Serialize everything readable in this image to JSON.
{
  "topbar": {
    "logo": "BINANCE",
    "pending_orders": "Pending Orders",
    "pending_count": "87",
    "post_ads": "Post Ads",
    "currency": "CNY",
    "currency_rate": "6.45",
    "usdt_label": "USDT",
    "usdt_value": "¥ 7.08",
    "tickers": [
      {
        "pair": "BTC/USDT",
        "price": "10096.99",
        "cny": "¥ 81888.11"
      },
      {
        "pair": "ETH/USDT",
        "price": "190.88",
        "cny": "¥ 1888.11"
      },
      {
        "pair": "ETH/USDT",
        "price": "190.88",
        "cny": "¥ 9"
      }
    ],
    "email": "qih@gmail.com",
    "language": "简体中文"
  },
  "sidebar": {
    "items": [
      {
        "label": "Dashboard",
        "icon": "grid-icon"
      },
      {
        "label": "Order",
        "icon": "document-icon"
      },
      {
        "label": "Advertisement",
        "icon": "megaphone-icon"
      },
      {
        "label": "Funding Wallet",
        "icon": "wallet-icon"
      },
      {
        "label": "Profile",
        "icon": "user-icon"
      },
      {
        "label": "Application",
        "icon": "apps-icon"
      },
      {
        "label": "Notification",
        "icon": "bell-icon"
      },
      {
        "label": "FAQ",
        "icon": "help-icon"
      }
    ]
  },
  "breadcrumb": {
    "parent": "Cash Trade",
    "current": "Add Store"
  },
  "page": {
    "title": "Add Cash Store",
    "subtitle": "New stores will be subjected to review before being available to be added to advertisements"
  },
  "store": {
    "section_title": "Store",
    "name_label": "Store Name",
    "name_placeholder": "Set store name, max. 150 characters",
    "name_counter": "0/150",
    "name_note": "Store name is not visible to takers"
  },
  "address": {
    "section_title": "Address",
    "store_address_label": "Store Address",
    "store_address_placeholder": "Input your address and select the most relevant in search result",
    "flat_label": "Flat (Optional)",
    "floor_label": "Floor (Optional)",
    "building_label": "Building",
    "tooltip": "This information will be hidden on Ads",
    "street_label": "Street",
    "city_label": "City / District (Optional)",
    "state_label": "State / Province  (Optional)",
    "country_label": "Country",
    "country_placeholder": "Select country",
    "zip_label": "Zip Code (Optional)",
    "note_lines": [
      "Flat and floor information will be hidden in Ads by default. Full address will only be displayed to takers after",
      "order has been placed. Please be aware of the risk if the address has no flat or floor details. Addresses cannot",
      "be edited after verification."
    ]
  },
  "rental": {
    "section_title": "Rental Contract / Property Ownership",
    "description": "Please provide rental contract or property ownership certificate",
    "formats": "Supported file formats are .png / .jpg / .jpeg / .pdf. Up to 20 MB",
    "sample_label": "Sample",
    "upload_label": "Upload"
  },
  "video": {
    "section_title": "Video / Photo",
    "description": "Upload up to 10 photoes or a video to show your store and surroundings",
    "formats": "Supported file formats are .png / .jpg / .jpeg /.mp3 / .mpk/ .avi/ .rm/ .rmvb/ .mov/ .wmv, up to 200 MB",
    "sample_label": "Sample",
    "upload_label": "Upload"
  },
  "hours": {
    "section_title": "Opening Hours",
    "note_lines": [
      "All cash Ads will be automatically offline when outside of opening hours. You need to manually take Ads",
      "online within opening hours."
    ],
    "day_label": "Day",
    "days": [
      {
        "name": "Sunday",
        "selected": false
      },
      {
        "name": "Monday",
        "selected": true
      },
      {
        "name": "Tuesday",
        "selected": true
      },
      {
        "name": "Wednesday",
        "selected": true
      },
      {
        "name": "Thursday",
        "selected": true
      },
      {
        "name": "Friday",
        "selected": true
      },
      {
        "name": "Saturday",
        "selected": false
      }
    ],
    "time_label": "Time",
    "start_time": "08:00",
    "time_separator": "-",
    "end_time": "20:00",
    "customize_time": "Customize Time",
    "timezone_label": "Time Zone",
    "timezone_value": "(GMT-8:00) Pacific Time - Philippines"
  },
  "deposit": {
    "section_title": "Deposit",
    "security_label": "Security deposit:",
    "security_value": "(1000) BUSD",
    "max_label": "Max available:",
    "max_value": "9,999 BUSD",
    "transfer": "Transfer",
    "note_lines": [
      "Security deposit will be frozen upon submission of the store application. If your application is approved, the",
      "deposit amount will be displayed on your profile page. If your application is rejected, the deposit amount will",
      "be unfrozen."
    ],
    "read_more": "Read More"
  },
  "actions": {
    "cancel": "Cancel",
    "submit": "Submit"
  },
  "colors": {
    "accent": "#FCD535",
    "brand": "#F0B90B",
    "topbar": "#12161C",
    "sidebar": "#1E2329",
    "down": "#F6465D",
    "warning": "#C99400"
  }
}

Exercise directions → Copy out every line with the word "icon".

Correct result →
        "icon": "grid-icon"
        "icon": "document-icon"
        "icon": "megaphone-icon"
        "icon": "wallet-icon"
        "icon": "user-icon"
        "icon": "apps-icon"
        "icon": "bell-icon"
        "icon": "help-icon"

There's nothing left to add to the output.